* WRITTEN EXERCISE
Copy every line of the items below word for word, changing nothing.

··· DATASET CONTENT

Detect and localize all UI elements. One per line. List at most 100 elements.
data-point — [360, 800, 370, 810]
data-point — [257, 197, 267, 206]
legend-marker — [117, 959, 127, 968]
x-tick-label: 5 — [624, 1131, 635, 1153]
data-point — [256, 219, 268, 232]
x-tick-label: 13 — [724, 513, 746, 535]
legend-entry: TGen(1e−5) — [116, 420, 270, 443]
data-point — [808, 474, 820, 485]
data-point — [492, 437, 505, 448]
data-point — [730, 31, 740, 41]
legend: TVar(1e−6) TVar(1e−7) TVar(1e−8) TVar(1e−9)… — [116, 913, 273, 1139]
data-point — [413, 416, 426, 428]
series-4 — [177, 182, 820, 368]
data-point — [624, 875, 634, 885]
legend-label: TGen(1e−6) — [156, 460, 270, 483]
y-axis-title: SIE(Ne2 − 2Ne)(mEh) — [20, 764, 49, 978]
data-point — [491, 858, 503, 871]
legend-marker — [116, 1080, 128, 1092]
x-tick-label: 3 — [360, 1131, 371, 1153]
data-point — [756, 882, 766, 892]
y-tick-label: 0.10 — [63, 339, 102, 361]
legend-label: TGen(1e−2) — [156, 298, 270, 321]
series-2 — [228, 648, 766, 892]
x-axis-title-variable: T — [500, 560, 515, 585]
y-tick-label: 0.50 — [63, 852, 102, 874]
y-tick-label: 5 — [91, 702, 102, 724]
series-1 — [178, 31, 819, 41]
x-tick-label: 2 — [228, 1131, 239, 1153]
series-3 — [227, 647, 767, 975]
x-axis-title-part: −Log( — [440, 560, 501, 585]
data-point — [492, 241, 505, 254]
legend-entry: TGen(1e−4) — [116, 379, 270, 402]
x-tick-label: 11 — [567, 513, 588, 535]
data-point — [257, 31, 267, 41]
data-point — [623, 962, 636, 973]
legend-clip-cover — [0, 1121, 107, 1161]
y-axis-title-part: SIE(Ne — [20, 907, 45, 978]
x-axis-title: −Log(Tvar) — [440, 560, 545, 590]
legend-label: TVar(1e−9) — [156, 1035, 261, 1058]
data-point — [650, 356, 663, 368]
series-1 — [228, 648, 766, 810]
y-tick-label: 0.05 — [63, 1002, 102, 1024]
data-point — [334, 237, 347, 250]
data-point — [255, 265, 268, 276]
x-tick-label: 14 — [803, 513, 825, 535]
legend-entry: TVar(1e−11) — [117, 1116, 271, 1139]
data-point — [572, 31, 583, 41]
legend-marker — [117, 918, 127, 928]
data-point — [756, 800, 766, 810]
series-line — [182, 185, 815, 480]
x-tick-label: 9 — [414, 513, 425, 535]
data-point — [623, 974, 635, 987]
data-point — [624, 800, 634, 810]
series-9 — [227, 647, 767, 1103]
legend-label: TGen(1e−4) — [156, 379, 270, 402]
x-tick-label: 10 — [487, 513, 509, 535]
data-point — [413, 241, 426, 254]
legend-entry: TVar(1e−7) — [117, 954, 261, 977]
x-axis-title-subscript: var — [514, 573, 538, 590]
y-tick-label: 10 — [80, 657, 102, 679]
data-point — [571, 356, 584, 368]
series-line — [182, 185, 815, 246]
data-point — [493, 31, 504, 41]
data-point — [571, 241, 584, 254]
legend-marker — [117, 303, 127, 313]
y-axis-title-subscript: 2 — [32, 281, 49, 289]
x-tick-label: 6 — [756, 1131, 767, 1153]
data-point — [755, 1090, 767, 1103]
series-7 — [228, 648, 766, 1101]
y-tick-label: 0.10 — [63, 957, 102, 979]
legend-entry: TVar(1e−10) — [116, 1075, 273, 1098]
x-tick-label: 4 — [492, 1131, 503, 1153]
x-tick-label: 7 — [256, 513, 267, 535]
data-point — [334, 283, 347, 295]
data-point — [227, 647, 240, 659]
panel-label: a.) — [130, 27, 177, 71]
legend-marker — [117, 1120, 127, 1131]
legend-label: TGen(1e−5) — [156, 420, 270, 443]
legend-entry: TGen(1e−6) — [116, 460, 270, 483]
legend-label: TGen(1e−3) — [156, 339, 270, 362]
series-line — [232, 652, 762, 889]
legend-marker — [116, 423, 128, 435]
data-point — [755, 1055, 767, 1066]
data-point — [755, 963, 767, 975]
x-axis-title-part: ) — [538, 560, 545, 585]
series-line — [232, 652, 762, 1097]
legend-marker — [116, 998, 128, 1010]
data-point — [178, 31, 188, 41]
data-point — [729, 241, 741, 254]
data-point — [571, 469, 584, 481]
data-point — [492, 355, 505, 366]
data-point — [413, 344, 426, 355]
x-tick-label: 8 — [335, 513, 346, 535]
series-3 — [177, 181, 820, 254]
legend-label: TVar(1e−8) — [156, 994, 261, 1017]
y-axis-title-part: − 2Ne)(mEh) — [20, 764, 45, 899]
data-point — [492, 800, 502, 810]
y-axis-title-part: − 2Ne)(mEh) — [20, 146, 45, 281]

······

* THE REPLY
Detect and localize all UI elements. One per line. List at most 100 elements.
data-point — [360, 800, 370, 810]
data-point — [257, 197, 267, 206]
legend-marker — [117, 959, 127, 968]
x-tick-label: 5 — [624, 1131, 635, 1153]
data-point — [256, 219, 268, 232]
x-tick-label: 13 — [724, 513, 746, 535]
legend-entry: TGen(1e−5) — [116, 420, 270, 443]
data-point — [808, 474, 820, 485]
data-point — [492, 437, 505, 448]
data-point — [730, 31, 740, 41]
legend: TVar(1e−6) TVar(1e−7) TVar(1e−8) TVar(1e−9)… — [116, 913, 273, 1139]
data-point — [413, 416, 426, 428]
series-4 — [177, 182, 820, 368]
data-point — [624, 875, 634, 885]
legend-label: TGen(1e−6) — [156, 460, 270, 483]
y-axis-title: SIE(Ne2 − 2Ne)(mEh) — [20, 764, 49, 978]
data-point — [491, 858, 503, 871]
legend-marker — [116, 1080, 128, 1092]
x-tick-label: 3 — [360, 1131, 371, 1153]
data-point — [756, 882, 766, 892]
y-tick-label: 0.10 — [63, 339, 102, 361]
legend-label: TGen(1e−2) — [156, 298, 270, 321]
series-2 — [228, 648, 766, 892]
x-axis-title-variable: T — [500, 560, 515, 585]
y-tick-label: 0.50 — [63, 852, 102, 874]
y-tick-label: 5 — [91, 702, 102, 724]
series-1 — [178, 31, 819, 41]
x-tick-label: 2 — [228, 1131, 239, 1153]
series-3 — [227, 647, 767, 975]
x-axis-title-part: −Log( — [440, 560, 501, 585]
data-point — [492, 241, 505, 254]
legend-entry: TGen(1e−4) — [116, 379, 270, 402]
x-tick-label: 11 — [567, 513, 588, 535]
data-point — [257, 31, 267, 41]
data-point — [623, 962, 636, 973]
legend-clip-cover — [0, 1121, 107, 1161]
y-axis-title-part: SIE(Ne — [20, 907, 45, 978]
x-axis-title: −Log(Tvar) — [440, 560, 545, 590]
legend-label: TVar(1e−9) — [156, 1035, 261, 1058]
data-point — [650, 356, 663, 368]
series-1 — [228, 648, 766, 810]
y-tick-label: 0.05 — [63, 1002, 102, 1024]
data-point — [334, 237, 347, 250]
data-point — [255, 265, 268, 276]
x-tick-label: 14 — [803, 513, 825, 535]
legend-entry: TVar(1e−11) — [117, 1116, 271, 1139]
data-point — [572, 31, 583, 41]
legend-marker — [117, 918, 127, 928]
data-point — [756, 800, 766, 810]
series-line — [182, 185, 815, 480]
x-tick-label: 9 — [414, 513, 425, 535]
data-point — [623, 974, 635, 987]
data-point — [624, 800, 634, 810]
series-9 — [227, 647, 767, 1103]
legend-label: TGen(1e−4) — [156, 379, 270, 402]
x-tick-label: 10 — [487, 513, 509, 535]
data-point — [413, 241, 426, 254]
legend-entry: TVar(1e−7) — [117, 954, 261, 977]
x-axis-title-subscript: var — [514, 573, 538, 590]
y-tick-label: 10 — [80, 657, 102, 679]
data-point — [571, 356, 584, 368]
series-line — [182, 185, 815, 246]
data-point — [493, 31, 504, 41]
data-point — [571, 241, 584, 254]
legend-marker — [117, 303, 127, 313]
y-axis-title-subscript: 2 — [32, 281, 49, 289]
x-tick-label: 6 — [756, 1131, 767, 1153]
data-point — [755, 1090, 767, 1103]
series-7 — [228, 648, 766, 1101]
y-tick-label: 0.10 — [63, 957, 102, 979]
legend-entry: TVar(1e−10) — [116, 1075, 273, 1098]
x-tick-label: 4 — [492, 1131, 503, 1153]
x-tick-label: 7 — [256, 513, 267, 535]
data-point — [334, 283, 347, 295]
data-point — [227, 647, 240, 659]
panel-label: a.) — [130, 27, 177, 71]
legend-marker — [117, 1120, 127, 1131]
legend-label: TGen(1e−5) — [156, 420, 270, 443]
legend-entry: TGen(1e−6) — [116, 460, 270, 483]
legend-label: TGen(1e−3) — [156, 339, 270, 362]
series-line — [232, 652, 762, 889]
legend-marker — [116, 423, 128, 435]
data-point — [755, 1055, 767, 1066]
data-point — [755, 963, 767, 975]
x-axis-title-part: ) — [538, 560, 545, 585]
series-line — [232, 652, 762, 1097]
legend-marker — [116, 998, 128, 1010]
data-point — [178, 31, 188, 41]
data-point — [729, 241, 741, 254]
data-point — [571, 469, 584, 481]
data-point — [492, 355, 505, 366]
data-point — [413, 344, 426, 355]
x-tick-label: 8 — [335, 513, 346, 535]
series-3 — [177, 181, 820, 254]
legend-label: TVar(1e−8) — [156, 994, 261, 1017]
y-axis-title-part: − 2Ne)(mEh) — [20, 764, 45, 899]
data-point — [492, 800, 502, 810]
y-axis-title-part: − 2Ne)(mEh) — [20, 146, 45, 281]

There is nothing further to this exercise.